▸ Data provided:

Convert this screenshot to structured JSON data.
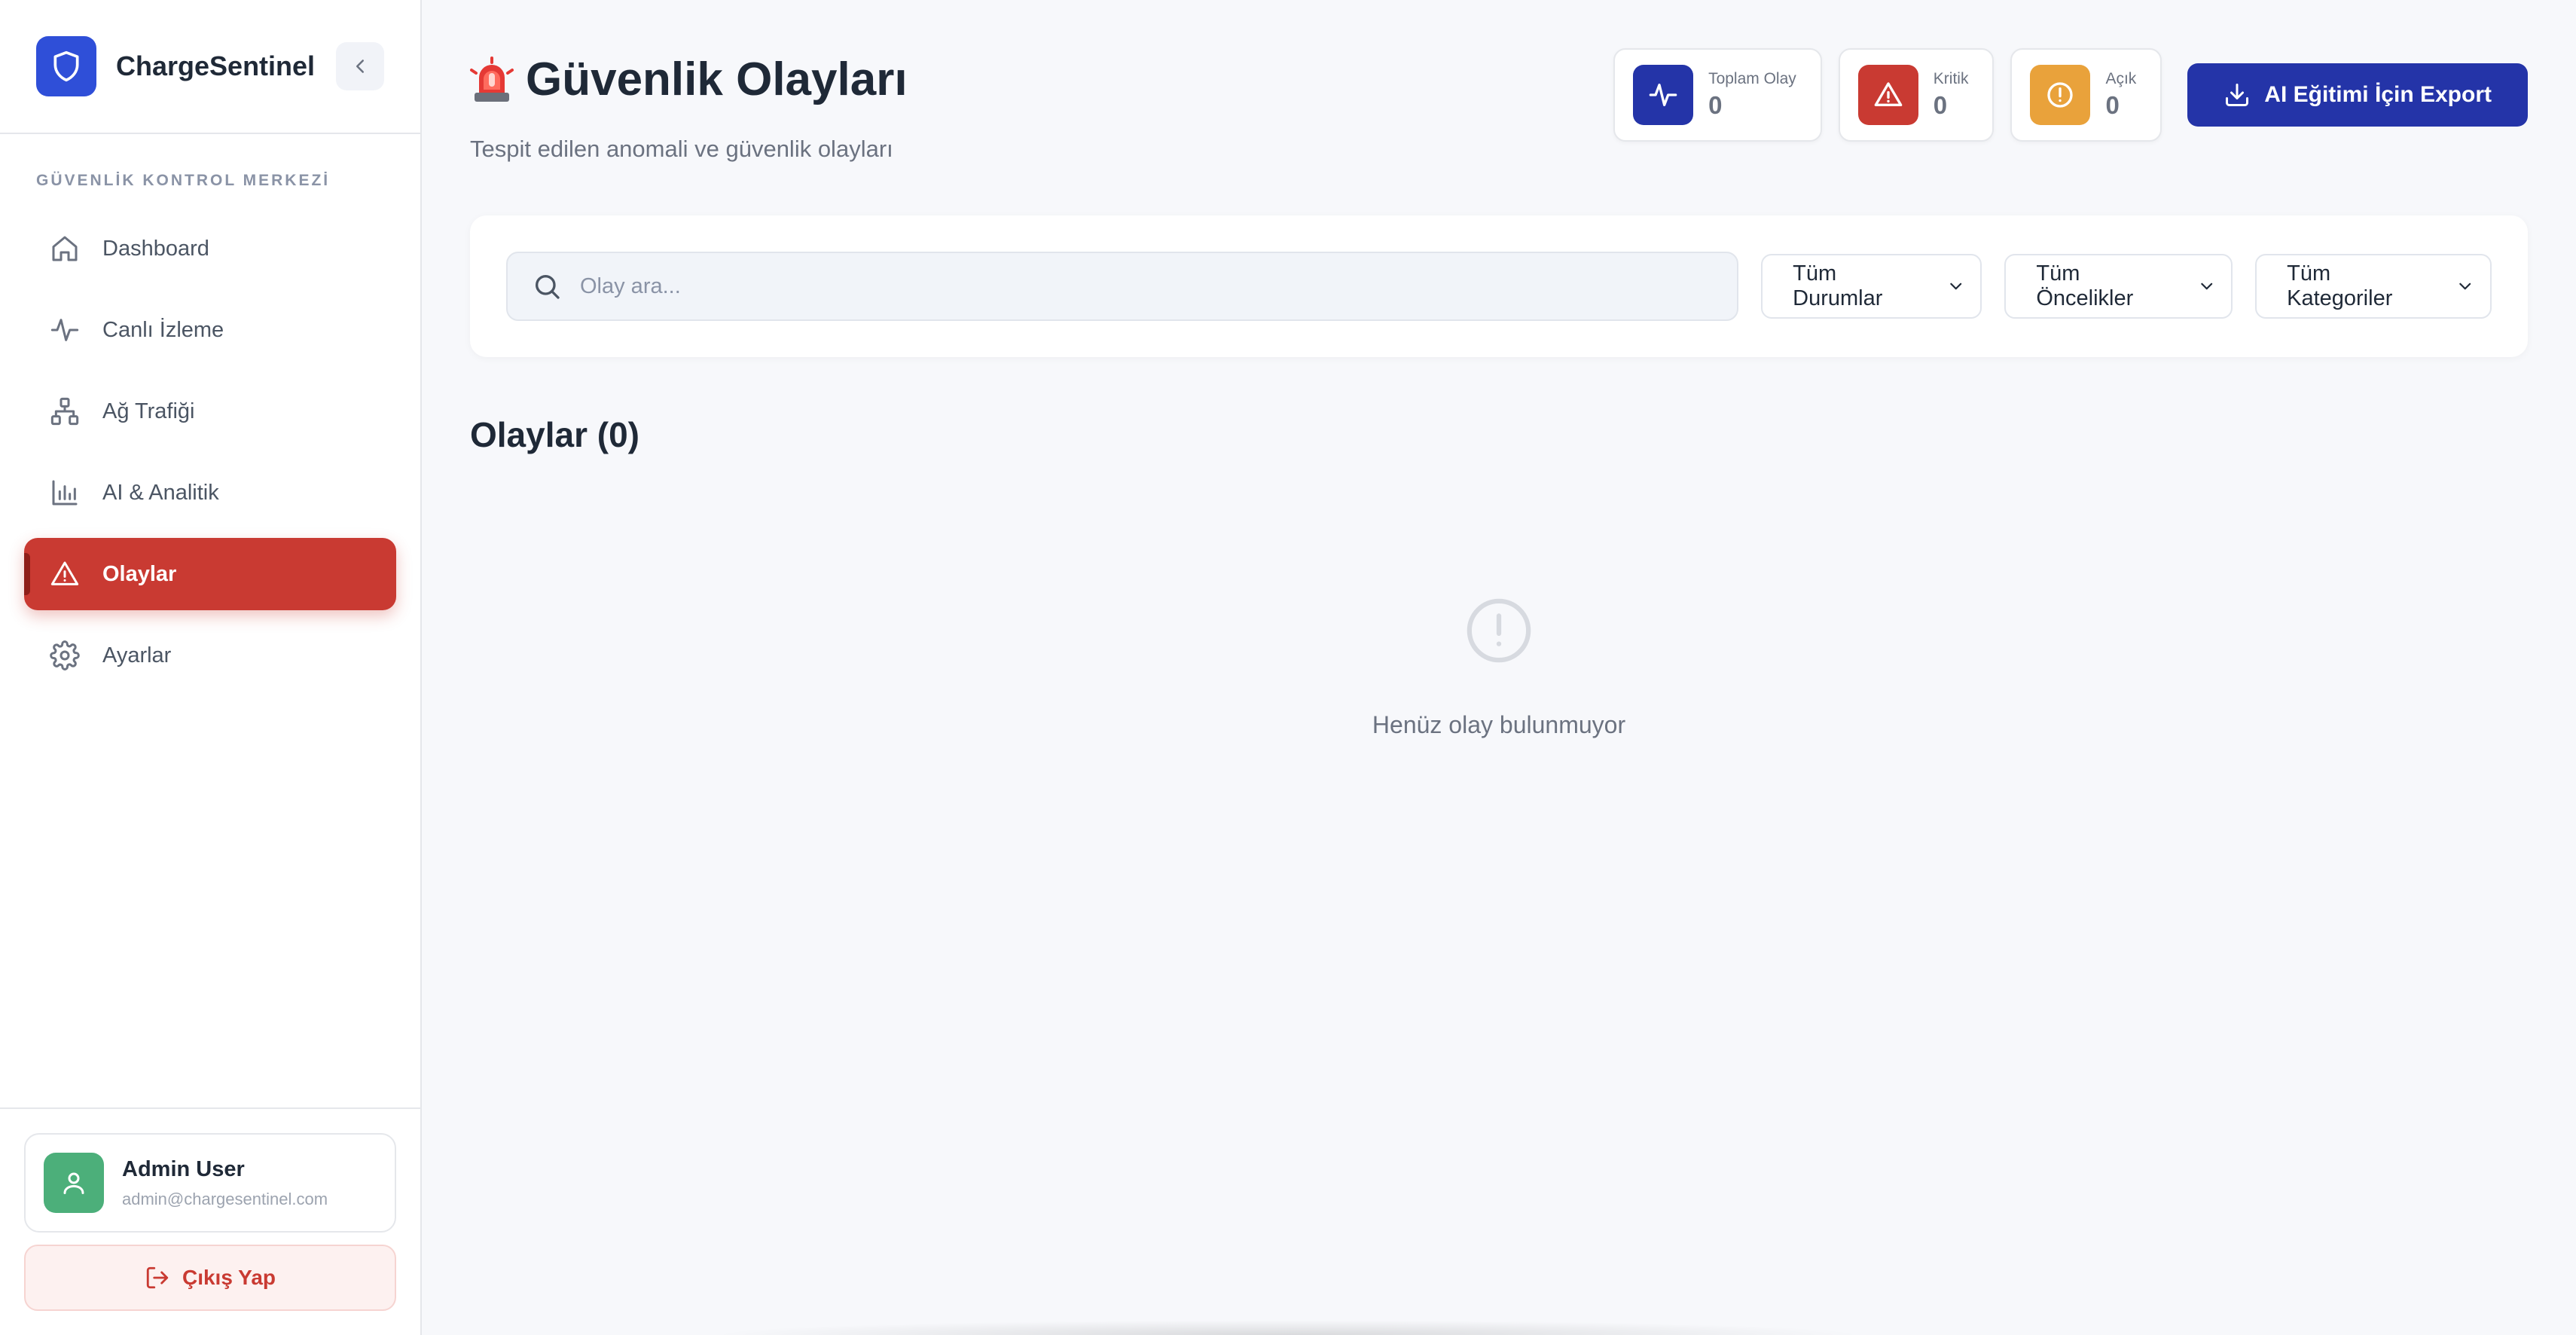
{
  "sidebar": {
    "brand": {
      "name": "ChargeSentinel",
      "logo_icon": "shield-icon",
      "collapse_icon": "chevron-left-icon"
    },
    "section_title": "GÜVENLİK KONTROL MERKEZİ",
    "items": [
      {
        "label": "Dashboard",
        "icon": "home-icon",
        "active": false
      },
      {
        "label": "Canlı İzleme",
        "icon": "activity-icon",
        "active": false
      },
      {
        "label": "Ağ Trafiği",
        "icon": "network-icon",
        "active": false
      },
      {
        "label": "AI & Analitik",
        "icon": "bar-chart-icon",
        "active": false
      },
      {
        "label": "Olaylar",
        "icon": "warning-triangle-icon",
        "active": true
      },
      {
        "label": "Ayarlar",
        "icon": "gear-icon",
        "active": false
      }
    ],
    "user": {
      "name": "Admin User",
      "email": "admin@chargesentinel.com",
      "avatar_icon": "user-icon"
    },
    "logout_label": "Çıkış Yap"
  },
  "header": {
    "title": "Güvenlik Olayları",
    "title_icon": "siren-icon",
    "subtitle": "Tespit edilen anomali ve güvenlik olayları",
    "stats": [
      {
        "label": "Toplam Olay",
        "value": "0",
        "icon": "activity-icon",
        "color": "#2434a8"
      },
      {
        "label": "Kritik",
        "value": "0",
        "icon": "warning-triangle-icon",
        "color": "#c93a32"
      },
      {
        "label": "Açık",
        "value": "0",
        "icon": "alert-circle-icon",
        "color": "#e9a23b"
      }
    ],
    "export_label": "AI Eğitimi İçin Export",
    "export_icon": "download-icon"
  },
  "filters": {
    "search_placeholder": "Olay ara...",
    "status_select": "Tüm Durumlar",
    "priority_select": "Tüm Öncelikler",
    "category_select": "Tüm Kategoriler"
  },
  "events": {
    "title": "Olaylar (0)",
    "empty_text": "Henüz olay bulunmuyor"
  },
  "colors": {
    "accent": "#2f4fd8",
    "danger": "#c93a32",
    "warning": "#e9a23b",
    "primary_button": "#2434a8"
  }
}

▸ Instruction:
Print each record exactly as it stands, leaving the images out.

▸ Exercise output:
Convert this screenshot to structured JSON data.
{
  "sidebar": {
    "brand": {
      "name": "ChargeSentinel",
      "logo_icon": "shield-icon",
      "collapse_icon": "chevron-left-icon"
    },
    "section_title": "GÜVENLİK KONTROL MERKEZİ",
    "items": [
      {
        "label": "Dashboard",
        "icon": "home-icon",
        "active": false
      },
      {
        "label": "Canlı İzleme",
        "icon": "activity-icon",
        "active": false
      },
      {
        "label": "Ağ Trafiği",
        "icon": "network-icon",
        "active": false
      },
      {
        "label": "AI & Analitik",
        "icon": "bar-chart-icon",
        "active": false
      },
      {
        "label": "Olaylar",
        "icon": "warning-triangle-icon",
        "active": true
      },
      {
        "label": "Ayarlar",
        "icon": "gear-icon",
        "active": false
      }
    ],
    "user": {
      "name": "Admin User",
      "email": "admin@chargesentinel.com",
      "avatar_icon": "user-icon"
    },
    "logout_label": "Çıkış Yap"
  },
  "header": {
    "title": "Güvenlik Olayları",
    "title_icon": "siren-icon",
    "subtitle": "Tespit edilen anomali ve güvenlik olayları",
    "stats": [
      {
        "label": "Toplam Olay",
        "value": "0",
        "icon": "activity-icon",
        "color": "#2434a8"
      },
      {
        "label": "Kritik",
        "value": "0",
        "icon": "warning-triangle-icon",
        "color": "#c93a32"
      },
      {
        "label": "Açık",
        "value": "0",
        "icon": "alert-circle-icon",
        "color": "#e9a23b"
      }
    ],
    "export_label": "AI Eğitimi İçin Export",
    "export_icon": "download-icon"
  },
  "filters": {
    "search_placeholder": "Olay ara...",
    "status_select": "Tüm Durumlar",
    "priority_select": "Tüm Öncelikler",
    "category_select": "Tüm Kategoriler"
  },
  "events": {
    "title": "Olaylar (0)",
    "empty_text": "Henüz olay bulunmuyor"
  },
  "colors": {
    "accent": "#2f4fd8",
    "danger": "#c93a32",
    "warning": "#e9a23b",
    "primary_button": "#2434a8"
  }
}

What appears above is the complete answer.